→ **CONSIGNE**
Recopiez à l'identique le passage du texte sur le survivalisme, ci-dessous, compris entre « Le Mieux est-il » et « le rapport qualité/prix. », ces deux segments inclus.

→ **TEXTE DE LECTURE**
Le Mieux est-il l’Ennemi du Bien ? / Is the best the Enemy of good?

I have a $100 stainless water bottle in which I drink my own piss.

On me dit souvent :
« Ah ! t’as un couteau chinois ! c’est de la merde ! Le mieux, c’est xxxxxxxx ! »
(remplacer xxxxxxxxx par une marque connue dans le milieu, qui fait d’excellents couteaux pour à peine moins qu’un SMIC).

Car le survivaliste est un être étrange : il est prêt à se couper un bras pour faire l’acquisition du dernier matériel de la mort qui tue, mais mettra un point d’honneur à se fabriquer un garrot en écorce de bouleau collée à la salive de castor pour le poser sur le moignon dudit bras.

Pour ma part, j’ai le matériel qui me convient, celui que j’utilise chaque jour, et à l’excellence hors de prix, je privilégie le rapport qualité/prix.

→ **JEU DE DONNÉES**
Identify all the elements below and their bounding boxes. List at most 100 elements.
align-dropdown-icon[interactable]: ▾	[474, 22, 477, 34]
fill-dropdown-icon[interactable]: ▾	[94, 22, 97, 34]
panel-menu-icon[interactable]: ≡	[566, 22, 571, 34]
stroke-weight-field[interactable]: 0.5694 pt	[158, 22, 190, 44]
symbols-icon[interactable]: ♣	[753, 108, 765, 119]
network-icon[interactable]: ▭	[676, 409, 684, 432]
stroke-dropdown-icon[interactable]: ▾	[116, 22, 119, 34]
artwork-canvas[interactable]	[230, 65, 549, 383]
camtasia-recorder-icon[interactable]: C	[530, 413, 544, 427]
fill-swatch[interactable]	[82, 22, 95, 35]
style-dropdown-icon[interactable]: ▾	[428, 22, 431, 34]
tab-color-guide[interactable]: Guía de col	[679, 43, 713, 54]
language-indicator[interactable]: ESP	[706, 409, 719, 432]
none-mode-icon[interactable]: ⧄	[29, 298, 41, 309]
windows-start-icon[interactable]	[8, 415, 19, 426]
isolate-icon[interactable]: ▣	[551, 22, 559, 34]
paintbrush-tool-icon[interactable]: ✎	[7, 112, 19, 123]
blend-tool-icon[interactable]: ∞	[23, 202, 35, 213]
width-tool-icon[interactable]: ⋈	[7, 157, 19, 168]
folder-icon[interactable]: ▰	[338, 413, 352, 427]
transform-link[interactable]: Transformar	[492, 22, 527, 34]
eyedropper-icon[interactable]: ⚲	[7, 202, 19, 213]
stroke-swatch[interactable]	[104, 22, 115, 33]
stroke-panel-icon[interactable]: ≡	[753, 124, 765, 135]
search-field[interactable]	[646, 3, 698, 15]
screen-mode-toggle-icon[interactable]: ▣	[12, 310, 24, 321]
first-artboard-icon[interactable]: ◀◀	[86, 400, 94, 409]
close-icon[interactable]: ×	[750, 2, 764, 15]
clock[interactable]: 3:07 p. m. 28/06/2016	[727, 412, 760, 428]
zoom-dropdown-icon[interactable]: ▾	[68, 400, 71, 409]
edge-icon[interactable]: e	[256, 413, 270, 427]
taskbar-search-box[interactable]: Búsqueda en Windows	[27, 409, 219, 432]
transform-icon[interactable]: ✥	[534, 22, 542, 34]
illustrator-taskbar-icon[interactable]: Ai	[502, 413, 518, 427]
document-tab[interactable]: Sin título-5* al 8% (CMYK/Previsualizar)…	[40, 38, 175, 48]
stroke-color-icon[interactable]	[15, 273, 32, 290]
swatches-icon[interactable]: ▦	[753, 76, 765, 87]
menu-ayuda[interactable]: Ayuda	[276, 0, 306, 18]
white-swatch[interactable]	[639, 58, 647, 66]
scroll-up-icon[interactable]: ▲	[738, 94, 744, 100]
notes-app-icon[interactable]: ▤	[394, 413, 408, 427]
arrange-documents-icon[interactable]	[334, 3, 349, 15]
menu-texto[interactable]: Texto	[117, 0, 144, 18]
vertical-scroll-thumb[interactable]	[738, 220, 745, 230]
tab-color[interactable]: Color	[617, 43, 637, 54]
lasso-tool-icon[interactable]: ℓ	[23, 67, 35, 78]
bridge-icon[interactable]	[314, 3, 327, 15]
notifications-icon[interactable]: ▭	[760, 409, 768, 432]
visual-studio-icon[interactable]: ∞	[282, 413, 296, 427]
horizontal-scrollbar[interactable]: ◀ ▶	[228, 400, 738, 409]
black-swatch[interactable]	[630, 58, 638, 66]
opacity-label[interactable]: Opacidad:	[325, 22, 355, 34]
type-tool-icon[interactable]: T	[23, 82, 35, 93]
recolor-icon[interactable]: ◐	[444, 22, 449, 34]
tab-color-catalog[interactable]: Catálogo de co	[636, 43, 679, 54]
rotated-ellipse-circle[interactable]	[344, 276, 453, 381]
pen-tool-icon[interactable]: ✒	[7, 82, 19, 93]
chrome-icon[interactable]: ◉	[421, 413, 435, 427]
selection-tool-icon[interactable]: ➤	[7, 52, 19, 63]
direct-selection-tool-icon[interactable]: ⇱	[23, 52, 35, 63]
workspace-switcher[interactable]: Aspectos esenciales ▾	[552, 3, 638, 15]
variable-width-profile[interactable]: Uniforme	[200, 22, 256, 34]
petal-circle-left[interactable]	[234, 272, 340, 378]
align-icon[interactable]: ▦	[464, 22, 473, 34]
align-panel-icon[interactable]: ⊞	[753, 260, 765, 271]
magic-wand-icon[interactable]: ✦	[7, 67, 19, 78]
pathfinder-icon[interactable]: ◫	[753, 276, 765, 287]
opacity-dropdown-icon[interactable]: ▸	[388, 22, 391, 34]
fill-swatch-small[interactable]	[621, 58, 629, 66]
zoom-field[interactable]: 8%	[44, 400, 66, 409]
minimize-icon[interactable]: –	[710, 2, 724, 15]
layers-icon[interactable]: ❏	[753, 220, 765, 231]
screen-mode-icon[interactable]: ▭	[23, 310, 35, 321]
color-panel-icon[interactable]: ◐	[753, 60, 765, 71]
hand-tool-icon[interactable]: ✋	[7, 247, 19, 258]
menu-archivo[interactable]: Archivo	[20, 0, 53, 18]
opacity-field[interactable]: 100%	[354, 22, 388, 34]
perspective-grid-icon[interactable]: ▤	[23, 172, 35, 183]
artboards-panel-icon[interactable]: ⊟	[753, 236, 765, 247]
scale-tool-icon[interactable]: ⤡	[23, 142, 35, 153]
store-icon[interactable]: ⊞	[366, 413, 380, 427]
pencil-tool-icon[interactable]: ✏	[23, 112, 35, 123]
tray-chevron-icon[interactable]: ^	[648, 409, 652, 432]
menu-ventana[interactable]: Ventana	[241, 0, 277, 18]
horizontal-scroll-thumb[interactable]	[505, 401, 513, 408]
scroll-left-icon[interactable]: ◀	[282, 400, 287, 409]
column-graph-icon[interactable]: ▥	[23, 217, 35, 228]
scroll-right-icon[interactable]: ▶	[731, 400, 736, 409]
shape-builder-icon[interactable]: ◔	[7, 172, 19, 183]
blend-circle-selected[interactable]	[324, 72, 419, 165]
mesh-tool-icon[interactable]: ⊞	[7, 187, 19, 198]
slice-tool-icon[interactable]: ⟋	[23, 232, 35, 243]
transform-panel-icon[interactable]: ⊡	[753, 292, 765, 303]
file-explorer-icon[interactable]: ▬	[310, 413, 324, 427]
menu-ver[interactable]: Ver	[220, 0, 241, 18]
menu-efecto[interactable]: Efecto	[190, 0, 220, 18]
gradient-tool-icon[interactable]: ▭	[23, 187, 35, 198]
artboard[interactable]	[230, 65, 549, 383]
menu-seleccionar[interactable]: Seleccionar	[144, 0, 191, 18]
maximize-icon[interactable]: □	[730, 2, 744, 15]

→ **CORRIGÉ**
Le Mieux est-il l’Ennemi du Bien ? / Is the best the Enemy of good?

I have a $100 stainless water bottle in which I drink my own piss.

On me dit souvent :
« Ah ! t’as un couteau chinois ! c’est de la merde ! Le mieux, c’est xxxxxxxx ! »
(remplacer xxxxxxxxx par une marque connue dans le milieu, qui fait d’excellents couteaux pour à peine moins qu’un SMIC).

Car le survivaliste est un être étrange : il est prêt à se couper un bras pour faire l’acquisition du dernier matériel de la mort qui tue, mais mettra un point d’honneur à se fabriquer un garrot en écorce de bouleau collée à la salive de castor pour le poser sur le moignon dudit bras.

Pour ma part, j’ai le matériel qui me convient, celui que j’utilise chaque jour, et à l’excellence hors de prix, je privilégie le rapport qualité/prix.